**Required work**
Copy, from the entries below, each line where the word "this" can be found.

**Stored rows**
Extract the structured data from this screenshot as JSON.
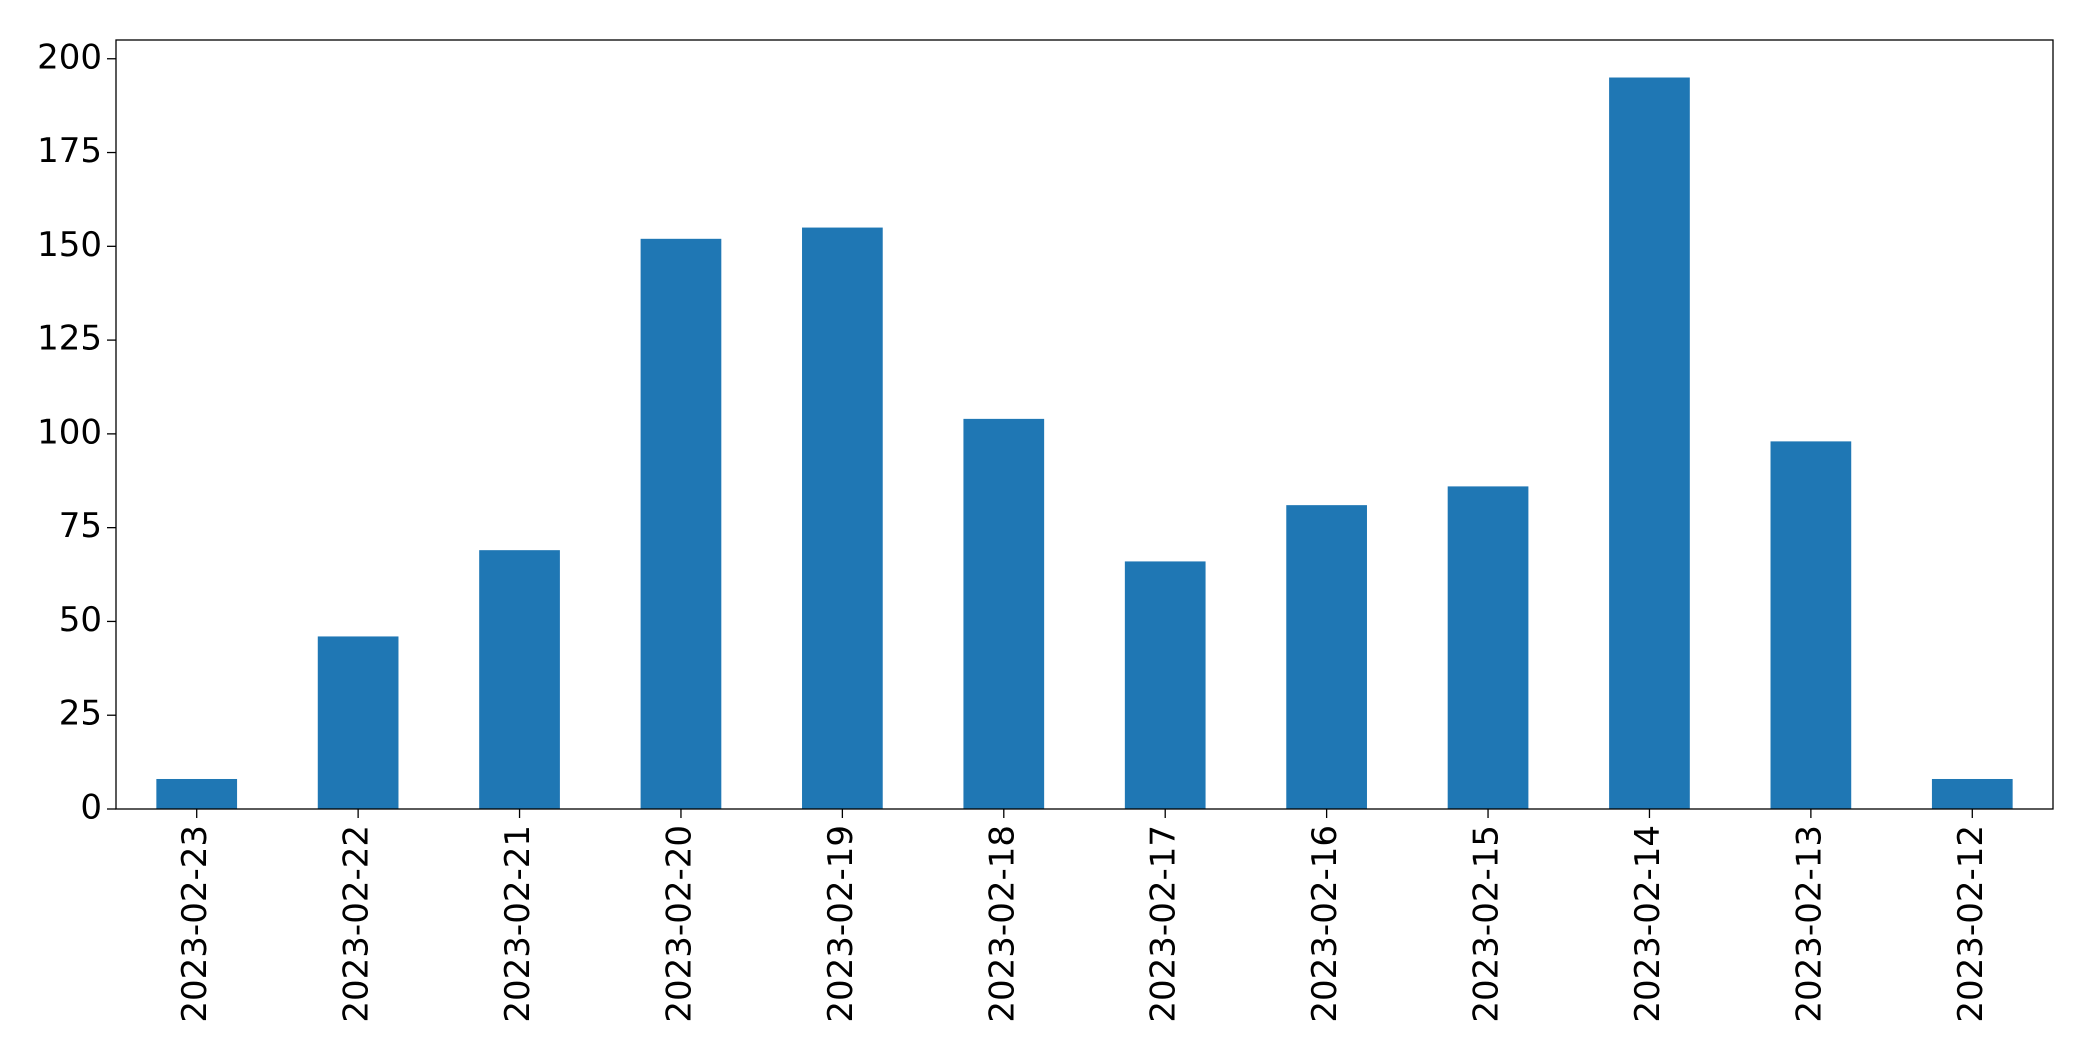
{
  "chart_data": {
    "type": "bar",
    "categories": [
      "2023-02-23",
      "2023-02-22",
      "2023-02-21",
      "2023-02-20",
      "2023-02-19",
      "2023-02-18",
      "2023-02-17",
      "2023-02-16",
      "2023-02-15",
      "2023-02-14",
      "2023-02-13",
      "2023-02-12"
    ],
    "values": [
      8,
      46,
      69,
      152,
      155,
      104,
      66,
      81,
      86,
      195,
      98,
      8
    ],
    "color": "#1f77b4",
    "ylim": [
      0,
      205
    ],
    "yticks": [
      0,
      25,
      50,
      75,
      100,
      125,
      150,
      175,
      200
    ],
    "grid": false
  }
}
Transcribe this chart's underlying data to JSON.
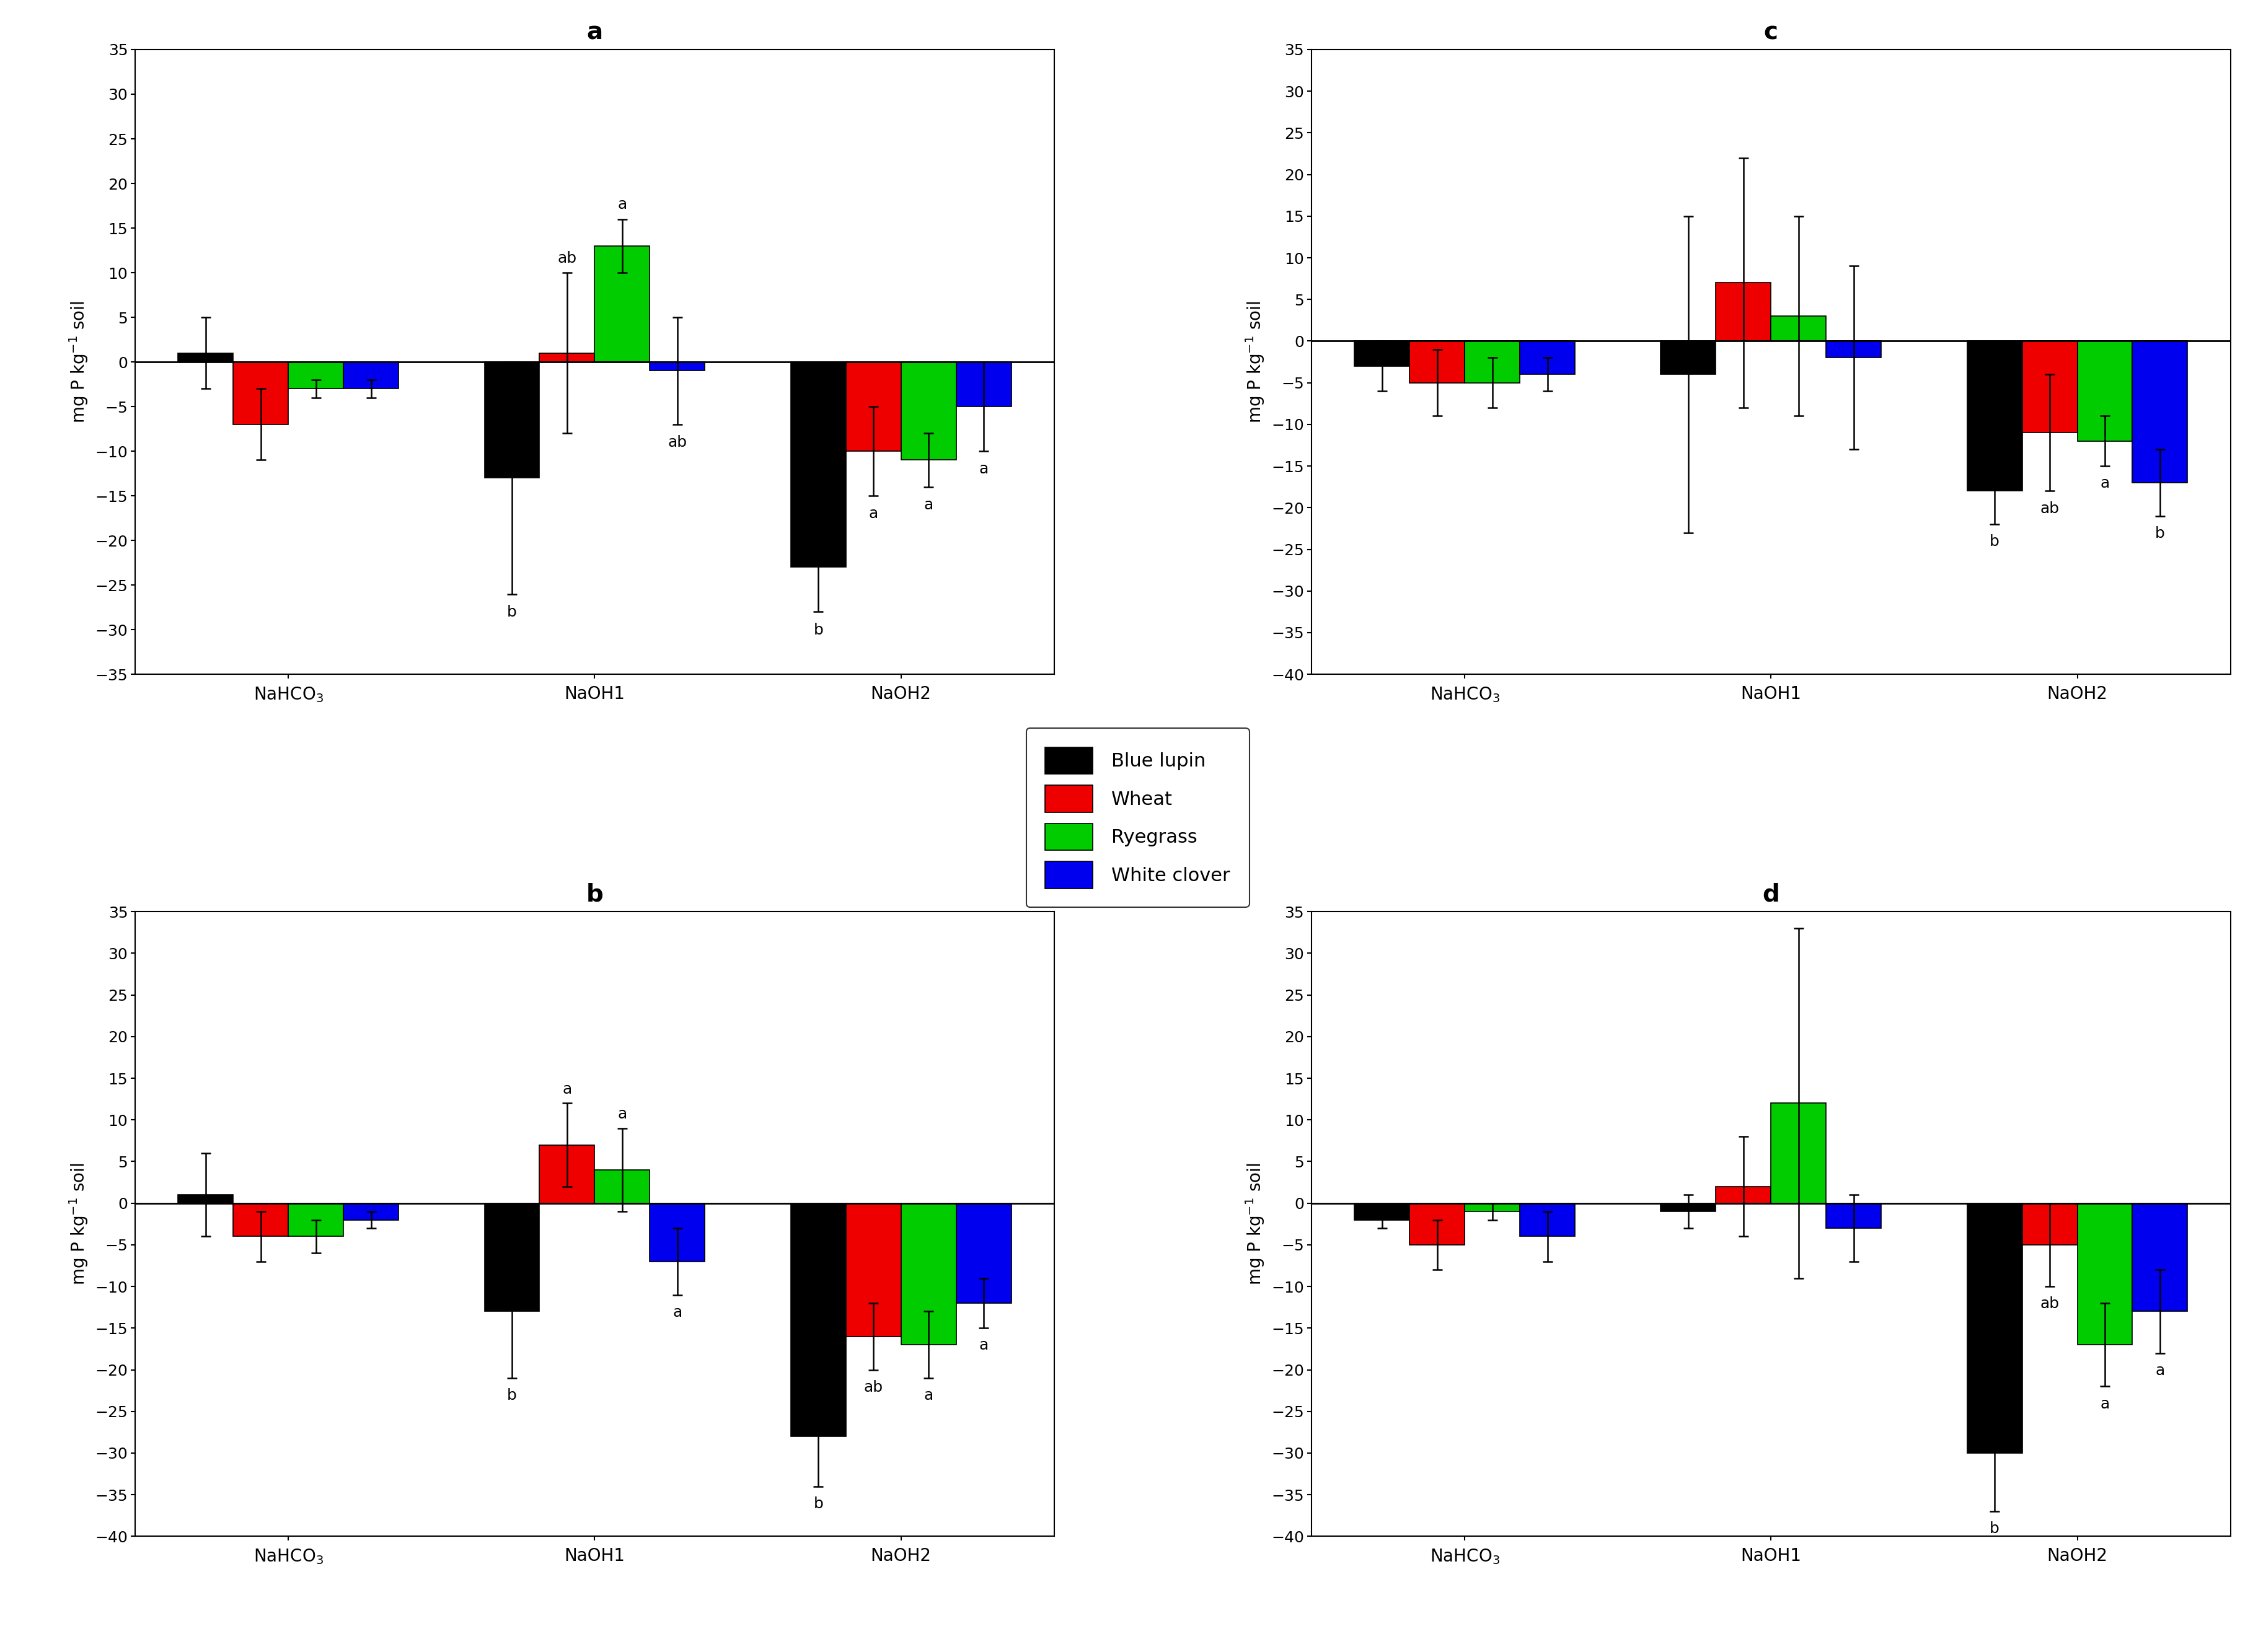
{
  "panels": {
    "a": {
      "title": "a",
      "ylim": [
        -35,
        35
      ],
      "yticks": [
        -35,
        -30,
        -25,
        -20,
        -15,
        -10,
        -5,
        0,
        5,
        10,
        15,
        20,
        25,
        30,
        35
      ],
      "groups": [
        "NaHCO$_3$",
        "NaOH1",
        "NaOH2"
      ],
      "values": {
        "black": [
          1,
          -13,
          -23
        ],
        "red": [
          -7,
          1,
          -10
        ],
        "green": [
          -3,
          13,
          -11
        ],
        "blue": [
          -3,
          -1,
          -5
        ]
      },
      "errors": {
        "black": [
          4,
          13,
          5
        ],
        "red": [
          4,
          9,
          5
        ],
        "green": [
          1,
          3,
          3
        ],
        "blue": [
          1,
          6,
          5
        ]
      },
      "sig_labels": {
        "NaHCO3": {
          "black": "",
          "red": "",
          "green": "",
          "blue": ""
        },
        "NaOH1": {
          "black": "b",
          "red": "ab",
          "green": "a",
          "blue": "ab"
        },
        "NaOH2": {
          "black": "b",
          "red": "a",
          "green": "a",
          "blue": "a"
        }
      }
    },
    "b": {
      "title": "b",
      "ylim": [
        -40,
        35
      ],
      "yticks": [
        -40,
        -35,
        -30,
        -25,
        -20,
        -15,
        -10,
        -5,
        0,
        5,
        10,
        15,
        20,
        25,
        30,
        35
      ],
      "groups": [
        "NaHCO$_3$",
        "NaOH1",
        "NaOH2"
      ],
      "values": {
        "black": [
          1,
          -13,
          -28
        ],
        "red": [
          -4,
          7,
          -16
        ],
        "green": [
          -4,
          4,
          -17
        ],
        "blue": [
          -2,
          -7,
          -12
        ]
      },
      "errors": {
        "black": [
          5,
          8,
          6
        ],
        "red": [
          3,
          5,
          4
        ],
        "green": [
          2,
          5,
          4
        ],
        "blue": [
          1,
          4,
          3
        ]
      },
      "sig_labels": {
        "NaHCO3": {
          "black": "",
          "red": "",
          "green": "",
          "blue": ""
        },
        "NaOH1": {
          "black": "b",
          "red": "a",
          "green": "a",
          "blue": "a"
        },
        "NaOH2": {
          "black": "b",
          "red": "ab",
          "green": "a",
          "blue": "a"
        }
      }
    },
    "c": {
      "title": "c",
      "ylim": [
        -40,
        35
      ],
      "yticks": [
        -40,
        -35,
        -30,
        -25,
        -20,
        -15,
        -10,
        -5,
        0,
        5,
        10,
        15,
        20,
        25,
        30,
        35
      ],
      "groups": [
        "NaHCO$_3$",
        "NaOH1",
        "NaOH2"
      ],
      "values": {
        "black": [
          -3,
          -4,
          -18
        ],
        "red": [
          -5,
          7,
          -11
        ],
        "green": [
          -5,
          3,
          -12
        ],
        "blue": [
          -4,
          -2,
          -17
        ]
      },
      "errors": {
        "black": [
          3,
          19,
          4
        ],
        "red": [
          4,
          15,
          7
        ],
        "green": [
          3,
          12,
          3
        ],
        "blue": [
          2,
          11,
          4
        ]
      },
      "sig_labels": {
        "NaHCO3": {
          "black": "",
          "red": "",
          "green": "",
          "blue": ""
        },
        "NaOH1": {
          "black": "",
          "red": "",
          "green": "",
          "blue": ""
        },
        "NaOH2": {
          "black": "b",
          "red": "ab",
          "green": "a",
          "blue": "b"
        }
      }
    },
    "d": {
      "title": "d",
      "ylim": [
        -40,
        35
      ],
      "yticks": [
        -40,
        -35,
        -30,
        -25,
        -20,
        -15,
        -10,
        -5,
        0,
        5,
        10,
        15,
        20,
        25,
        30,
        35
      ],
      "groups": [
        "NaHCO$_3$",
        "NaOH1",
        "NaOH2"
      ],
      "values": {
        "black": [
          -2,
          -1,
          -30
        ],
        "red": [
          -5,
          2,
          -5
        ],
        "green": [
          -1,
          12,
          -17
        ],
        "blue": [
          -4,
          -3,
          -13
        ]
      },
      "errors": {
        "black": [
          1,
          2,
          7
        ],
        "red": [
          3,
          6,
          5
        ],
        "green": [
          1,
          21,
          5
        ],
        "blue": [
          3,
          4,
          5
        ]
      },
      "sig_labels": {
        "NaHCO3": {
          "black": "",
          "red": "",
          "green": "",
          "blue": ""
        },
        "NaOH1": {
          "black": "",
          "red": "",
          "green": "",
          "blue": ""
        },
        "NaOH2": {
          "black": "b",
          "red": "ab",
          "green": "a",
          "blue": "a"
        }
      }
    }
  },
  "colors": {
    "black": "#000000",
    "red": "#ee0000",
    "green": "#00cc00",
    "blue": "#0000ee"
  },
  "legend": {
    "labels": [
      "Blue lupin",
      "Wheat",
      "Ryegrass",
      "White clover"
    ],
    "colors": [
      "#000000",
      "#ee0000",
      "#00cc00",
      "#0000ee"
    ]
  },
  "ylabel": "mg P kg$^{-1}$ soil",
  "bar_width": 0.18,
  "group_positions": [
    1.0,
    2.0,
    3.0
  ],
  "offsets": [
    -0.27,
    -0.09,
    0.09,
    0.27
  ]
}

**Full solution**
Extract the structured data from this screenshot as JSON.
Transcribe this chart's underlying data to JSON.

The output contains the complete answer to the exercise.